**EXERCISE**. Print the listing in its entirety and exactly, leaving out images.

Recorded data

━━━━━━━━━━

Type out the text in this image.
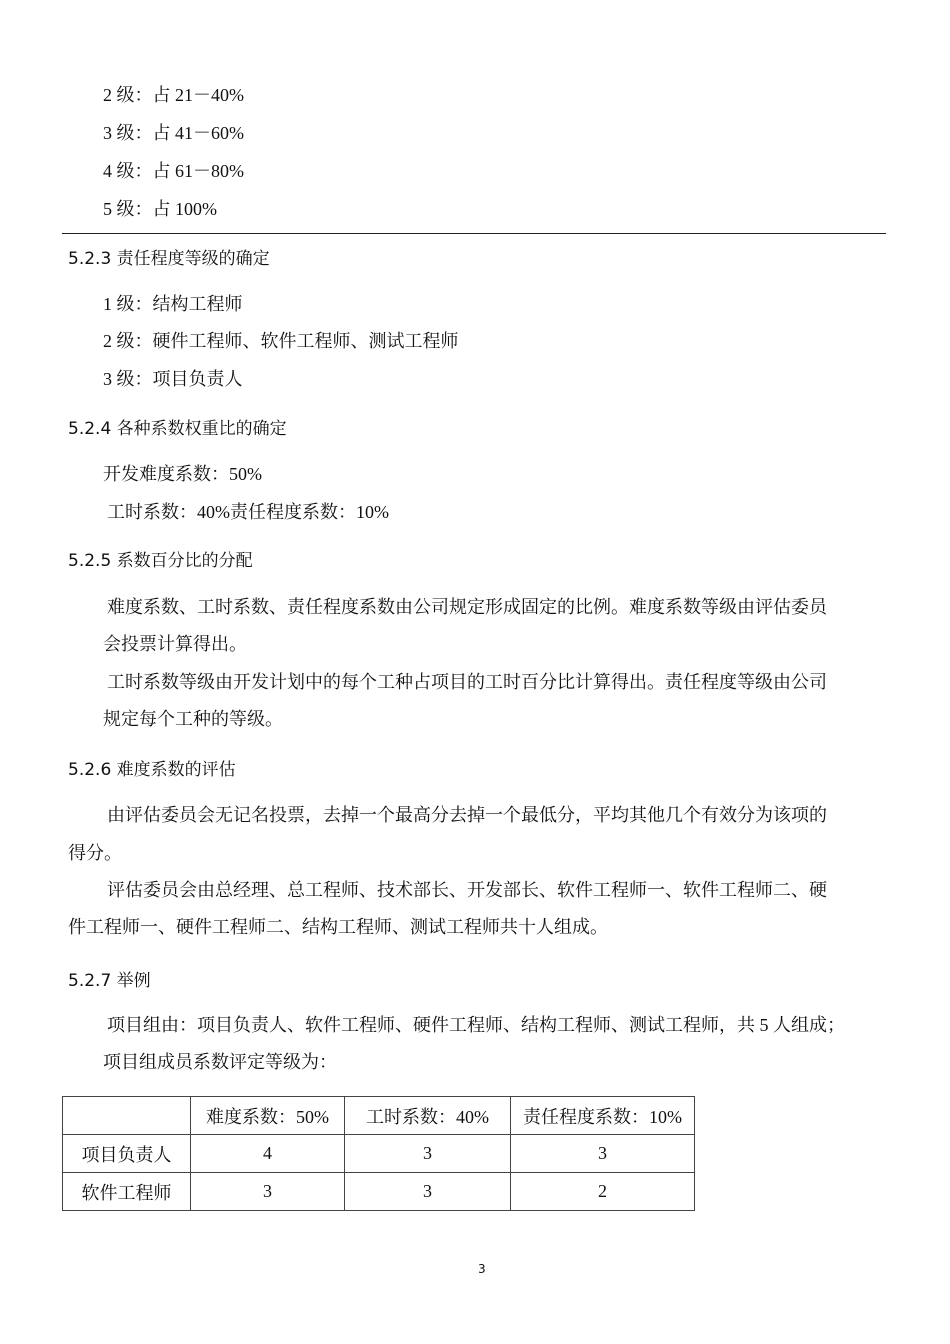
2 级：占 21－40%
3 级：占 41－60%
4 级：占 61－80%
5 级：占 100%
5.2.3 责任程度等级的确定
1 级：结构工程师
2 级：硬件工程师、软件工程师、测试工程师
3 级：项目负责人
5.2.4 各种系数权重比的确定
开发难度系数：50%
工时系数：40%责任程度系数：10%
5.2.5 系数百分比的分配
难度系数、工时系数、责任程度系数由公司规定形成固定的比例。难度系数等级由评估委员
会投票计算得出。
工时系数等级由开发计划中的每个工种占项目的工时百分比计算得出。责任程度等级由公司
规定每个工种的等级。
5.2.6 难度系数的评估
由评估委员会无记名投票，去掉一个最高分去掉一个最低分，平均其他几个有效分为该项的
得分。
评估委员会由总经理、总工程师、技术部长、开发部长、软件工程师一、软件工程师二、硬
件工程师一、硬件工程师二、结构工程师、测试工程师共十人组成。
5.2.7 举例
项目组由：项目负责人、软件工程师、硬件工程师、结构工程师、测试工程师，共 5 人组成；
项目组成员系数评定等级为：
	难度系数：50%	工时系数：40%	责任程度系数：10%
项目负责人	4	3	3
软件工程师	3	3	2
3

━━━━━━━━━━

**RESPONSE TO THIS TASK**.
Type out the text in this image.
2 级：占 21－40%
3 级：占 41－60%
4 级：占 61－80%
5 级：占 100%
5.2.3 责任程度等级的确定
1 级：结构工程师
2 级：硬件工程师、软件工程师、测试工程师
3 级：项目负责人
5.2.4 各种系数权重比的确定
开发难度系数：50%
工时系数：40%责任程度系数：10%
5.2.5 系数百分比的分配
难度系数、工时系数、责任程度系数由公司规定形成固定的比例。难度系数等级由评估委员
会投票计算得出。
工时系数等级由开发计划中的每个工种占项目的工时百分比计算得出。责任程度等级由公司
规定每个工种的等级。
5.2.6 难度系数的评估
由评估委员会无记名投票，去掉一个最高分去掉一个最低分，平均其他几个有效分为该项的
得分。
评估委员会由总经理、总工程师、技术部长、开发部长、软件工程师一、软件工程师二、硬
件工程师一、硬件工程师二、结构工程师、测试工程师共十人组成。
5.2.7 举例
项目组由：项目负责人、软件工程师、硬件工程师、结构工程师、测试工程师，共 5 人组成；
项目组成员系数评定等级为：
	难度系数：50%	工时系数：40%	责任程度系数：10%
项目负责人	4	3	3
软件工程师	3	3	2
3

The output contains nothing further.